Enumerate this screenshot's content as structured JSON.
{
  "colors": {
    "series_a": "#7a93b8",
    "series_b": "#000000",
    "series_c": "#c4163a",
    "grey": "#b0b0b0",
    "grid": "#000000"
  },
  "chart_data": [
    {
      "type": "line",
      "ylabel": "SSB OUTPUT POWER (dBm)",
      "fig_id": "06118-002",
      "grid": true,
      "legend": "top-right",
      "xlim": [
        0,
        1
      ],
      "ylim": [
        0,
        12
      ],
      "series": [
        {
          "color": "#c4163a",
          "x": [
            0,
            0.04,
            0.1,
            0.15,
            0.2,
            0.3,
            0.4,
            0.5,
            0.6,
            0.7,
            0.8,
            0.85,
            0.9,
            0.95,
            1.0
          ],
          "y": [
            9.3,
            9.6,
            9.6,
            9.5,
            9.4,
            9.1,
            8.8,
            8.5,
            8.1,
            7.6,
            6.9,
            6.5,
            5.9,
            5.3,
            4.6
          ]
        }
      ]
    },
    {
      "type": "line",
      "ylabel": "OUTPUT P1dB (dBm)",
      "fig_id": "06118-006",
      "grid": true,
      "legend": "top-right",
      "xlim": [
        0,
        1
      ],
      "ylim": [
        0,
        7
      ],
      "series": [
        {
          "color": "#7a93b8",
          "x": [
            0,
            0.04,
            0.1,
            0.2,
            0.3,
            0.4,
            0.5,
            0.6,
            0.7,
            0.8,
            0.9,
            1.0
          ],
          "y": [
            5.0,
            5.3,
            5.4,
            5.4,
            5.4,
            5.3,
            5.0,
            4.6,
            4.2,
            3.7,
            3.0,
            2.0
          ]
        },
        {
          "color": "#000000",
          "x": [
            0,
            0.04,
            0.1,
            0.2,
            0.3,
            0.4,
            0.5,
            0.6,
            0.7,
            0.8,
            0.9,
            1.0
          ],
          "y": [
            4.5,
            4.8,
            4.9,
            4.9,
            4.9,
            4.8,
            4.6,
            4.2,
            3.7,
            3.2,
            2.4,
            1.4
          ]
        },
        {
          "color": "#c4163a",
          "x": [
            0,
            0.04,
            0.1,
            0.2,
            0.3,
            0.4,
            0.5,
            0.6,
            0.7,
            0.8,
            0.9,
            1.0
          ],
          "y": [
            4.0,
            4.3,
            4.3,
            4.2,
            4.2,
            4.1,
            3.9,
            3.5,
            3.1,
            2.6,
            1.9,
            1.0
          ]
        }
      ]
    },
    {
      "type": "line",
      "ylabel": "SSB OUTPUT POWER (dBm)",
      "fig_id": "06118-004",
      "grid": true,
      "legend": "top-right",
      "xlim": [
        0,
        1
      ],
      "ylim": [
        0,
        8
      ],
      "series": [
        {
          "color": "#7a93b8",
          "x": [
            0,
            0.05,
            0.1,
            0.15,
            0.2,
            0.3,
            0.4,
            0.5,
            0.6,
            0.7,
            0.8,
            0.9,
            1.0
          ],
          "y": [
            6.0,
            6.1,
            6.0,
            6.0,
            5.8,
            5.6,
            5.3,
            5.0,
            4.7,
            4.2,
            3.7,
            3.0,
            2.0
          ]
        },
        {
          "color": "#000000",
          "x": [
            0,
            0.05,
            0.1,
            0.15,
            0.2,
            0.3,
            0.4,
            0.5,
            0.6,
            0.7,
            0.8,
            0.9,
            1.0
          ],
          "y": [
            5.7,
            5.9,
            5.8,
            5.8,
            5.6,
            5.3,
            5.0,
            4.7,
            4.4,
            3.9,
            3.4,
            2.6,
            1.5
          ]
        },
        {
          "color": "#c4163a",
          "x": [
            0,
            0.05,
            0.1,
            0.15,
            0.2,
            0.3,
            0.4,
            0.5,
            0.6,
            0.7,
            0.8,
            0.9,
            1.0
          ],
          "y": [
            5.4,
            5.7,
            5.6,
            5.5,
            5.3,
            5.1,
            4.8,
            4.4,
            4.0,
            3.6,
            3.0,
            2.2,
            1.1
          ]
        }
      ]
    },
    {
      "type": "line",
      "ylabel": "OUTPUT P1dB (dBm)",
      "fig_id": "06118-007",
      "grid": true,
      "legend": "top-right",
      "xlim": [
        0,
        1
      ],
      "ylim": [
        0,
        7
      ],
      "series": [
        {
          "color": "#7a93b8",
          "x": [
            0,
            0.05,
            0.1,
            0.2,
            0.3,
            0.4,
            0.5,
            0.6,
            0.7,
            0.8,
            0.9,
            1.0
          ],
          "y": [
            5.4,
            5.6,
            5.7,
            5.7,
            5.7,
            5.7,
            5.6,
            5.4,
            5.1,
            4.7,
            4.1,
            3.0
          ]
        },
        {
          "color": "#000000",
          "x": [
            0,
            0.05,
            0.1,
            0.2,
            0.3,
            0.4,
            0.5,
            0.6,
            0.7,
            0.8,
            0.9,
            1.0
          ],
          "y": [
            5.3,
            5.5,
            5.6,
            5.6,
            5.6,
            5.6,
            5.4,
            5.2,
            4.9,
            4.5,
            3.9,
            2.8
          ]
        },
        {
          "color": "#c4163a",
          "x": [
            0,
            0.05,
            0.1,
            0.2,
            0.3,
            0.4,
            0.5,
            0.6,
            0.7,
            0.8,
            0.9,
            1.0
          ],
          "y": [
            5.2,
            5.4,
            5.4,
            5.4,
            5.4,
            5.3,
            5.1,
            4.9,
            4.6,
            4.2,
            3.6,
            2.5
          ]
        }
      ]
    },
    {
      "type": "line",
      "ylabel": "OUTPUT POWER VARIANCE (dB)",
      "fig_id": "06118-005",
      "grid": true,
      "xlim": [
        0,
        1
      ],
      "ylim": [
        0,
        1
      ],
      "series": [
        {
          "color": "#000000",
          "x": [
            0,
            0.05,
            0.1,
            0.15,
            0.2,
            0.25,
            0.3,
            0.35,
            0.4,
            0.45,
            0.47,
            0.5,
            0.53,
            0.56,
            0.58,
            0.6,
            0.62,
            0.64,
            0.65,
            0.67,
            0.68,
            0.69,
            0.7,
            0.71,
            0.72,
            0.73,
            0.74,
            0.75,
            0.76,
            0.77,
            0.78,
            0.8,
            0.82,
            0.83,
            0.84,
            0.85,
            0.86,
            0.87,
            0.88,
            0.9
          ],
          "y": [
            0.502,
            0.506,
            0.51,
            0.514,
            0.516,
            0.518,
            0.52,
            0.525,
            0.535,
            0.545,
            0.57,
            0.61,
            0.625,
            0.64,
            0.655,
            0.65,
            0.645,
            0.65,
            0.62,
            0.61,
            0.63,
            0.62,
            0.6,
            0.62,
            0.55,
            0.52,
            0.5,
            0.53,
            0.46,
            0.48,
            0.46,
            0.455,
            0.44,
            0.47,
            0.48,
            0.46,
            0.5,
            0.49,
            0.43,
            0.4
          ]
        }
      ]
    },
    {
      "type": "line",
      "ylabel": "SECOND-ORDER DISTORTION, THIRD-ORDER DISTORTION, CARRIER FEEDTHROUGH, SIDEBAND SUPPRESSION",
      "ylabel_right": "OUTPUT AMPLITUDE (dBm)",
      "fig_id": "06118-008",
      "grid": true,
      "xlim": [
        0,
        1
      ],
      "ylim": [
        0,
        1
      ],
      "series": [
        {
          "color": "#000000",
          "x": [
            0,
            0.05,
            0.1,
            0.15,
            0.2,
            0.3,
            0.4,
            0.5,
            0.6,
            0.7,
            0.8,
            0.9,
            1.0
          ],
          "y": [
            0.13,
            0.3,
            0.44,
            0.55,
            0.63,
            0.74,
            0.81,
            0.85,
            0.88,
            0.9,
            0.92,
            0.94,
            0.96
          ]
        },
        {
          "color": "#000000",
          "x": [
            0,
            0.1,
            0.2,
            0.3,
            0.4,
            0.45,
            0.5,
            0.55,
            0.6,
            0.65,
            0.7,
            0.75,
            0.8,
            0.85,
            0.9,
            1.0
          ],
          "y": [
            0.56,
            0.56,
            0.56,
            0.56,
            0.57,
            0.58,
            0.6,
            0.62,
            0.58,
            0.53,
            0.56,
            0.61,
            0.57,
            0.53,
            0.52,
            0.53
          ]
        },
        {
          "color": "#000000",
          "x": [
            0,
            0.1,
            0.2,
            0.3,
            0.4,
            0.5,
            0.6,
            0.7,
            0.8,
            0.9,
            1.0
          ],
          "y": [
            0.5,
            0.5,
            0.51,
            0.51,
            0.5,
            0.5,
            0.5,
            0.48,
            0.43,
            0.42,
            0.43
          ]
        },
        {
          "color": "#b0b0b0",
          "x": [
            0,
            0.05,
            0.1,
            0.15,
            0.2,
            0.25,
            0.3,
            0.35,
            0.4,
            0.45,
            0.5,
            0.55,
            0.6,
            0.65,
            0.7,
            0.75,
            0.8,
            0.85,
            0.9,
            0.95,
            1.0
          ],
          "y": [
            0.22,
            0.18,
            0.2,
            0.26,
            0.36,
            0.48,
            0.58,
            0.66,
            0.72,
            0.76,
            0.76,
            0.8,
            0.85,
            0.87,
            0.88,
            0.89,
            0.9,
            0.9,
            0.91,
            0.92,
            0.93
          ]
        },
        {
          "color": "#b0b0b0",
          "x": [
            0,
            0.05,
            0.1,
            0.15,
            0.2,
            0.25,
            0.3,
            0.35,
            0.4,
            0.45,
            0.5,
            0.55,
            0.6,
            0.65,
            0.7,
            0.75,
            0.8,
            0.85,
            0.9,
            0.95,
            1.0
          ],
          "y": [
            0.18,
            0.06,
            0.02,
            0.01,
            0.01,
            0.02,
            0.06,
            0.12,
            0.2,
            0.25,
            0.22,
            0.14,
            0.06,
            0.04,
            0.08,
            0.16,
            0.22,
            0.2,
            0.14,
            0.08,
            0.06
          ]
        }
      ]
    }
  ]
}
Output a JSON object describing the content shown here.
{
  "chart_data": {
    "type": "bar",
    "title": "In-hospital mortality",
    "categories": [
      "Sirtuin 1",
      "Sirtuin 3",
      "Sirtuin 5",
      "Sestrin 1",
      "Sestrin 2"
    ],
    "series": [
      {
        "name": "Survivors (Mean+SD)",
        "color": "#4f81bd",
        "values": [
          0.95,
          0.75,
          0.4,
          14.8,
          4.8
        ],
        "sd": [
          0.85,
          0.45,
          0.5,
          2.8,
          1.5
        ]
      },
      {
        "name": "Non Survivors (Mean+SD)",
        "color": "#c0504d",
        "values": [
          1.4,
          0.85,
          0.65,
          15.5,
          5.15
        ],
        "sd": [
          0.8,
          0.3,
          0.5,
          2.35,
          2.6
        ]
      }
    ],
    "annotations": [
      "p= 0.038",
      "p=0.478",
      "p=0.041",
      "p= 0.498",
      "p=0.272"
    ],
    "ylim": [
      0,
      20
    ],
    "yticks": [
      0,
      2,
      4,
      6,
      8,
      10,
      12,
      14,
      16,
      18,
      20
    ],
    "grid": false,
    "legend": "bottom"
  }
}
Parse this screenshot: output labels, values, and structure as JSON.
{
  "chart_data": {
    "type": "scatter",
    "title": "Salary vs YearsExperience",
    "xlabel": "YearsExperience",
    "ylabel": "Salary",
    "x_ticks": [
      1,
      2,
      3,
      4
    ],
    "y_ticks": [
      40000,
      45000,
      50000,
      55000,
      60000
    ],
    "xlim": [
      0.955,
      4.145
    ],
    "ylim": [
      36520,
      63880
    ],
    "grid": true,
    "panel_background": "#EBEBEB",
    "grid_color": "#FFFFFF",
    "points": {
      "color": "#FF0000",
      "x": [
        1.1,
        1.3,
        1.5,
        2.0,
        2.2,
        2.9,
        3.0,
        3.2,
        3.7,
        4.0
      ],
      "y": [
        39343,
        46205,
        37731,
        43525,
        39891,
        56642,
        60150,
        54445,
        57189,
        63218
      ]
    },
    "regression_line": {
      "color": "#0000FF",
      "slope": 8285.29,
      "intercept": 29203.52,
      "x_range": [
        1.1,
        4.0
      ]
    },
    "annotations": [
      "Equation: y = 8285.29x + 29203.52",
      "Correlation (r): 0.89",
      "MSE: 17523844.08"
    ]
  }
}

_WORK REQUIRED_:
Pull every line containing the word "Survivors" out of the entries above.

_OUTPUT FOR THIS EXERCISE_:
        "name": "Survivors (Mean+SD)",
        "name": "Non Survivors (Mean+SD)",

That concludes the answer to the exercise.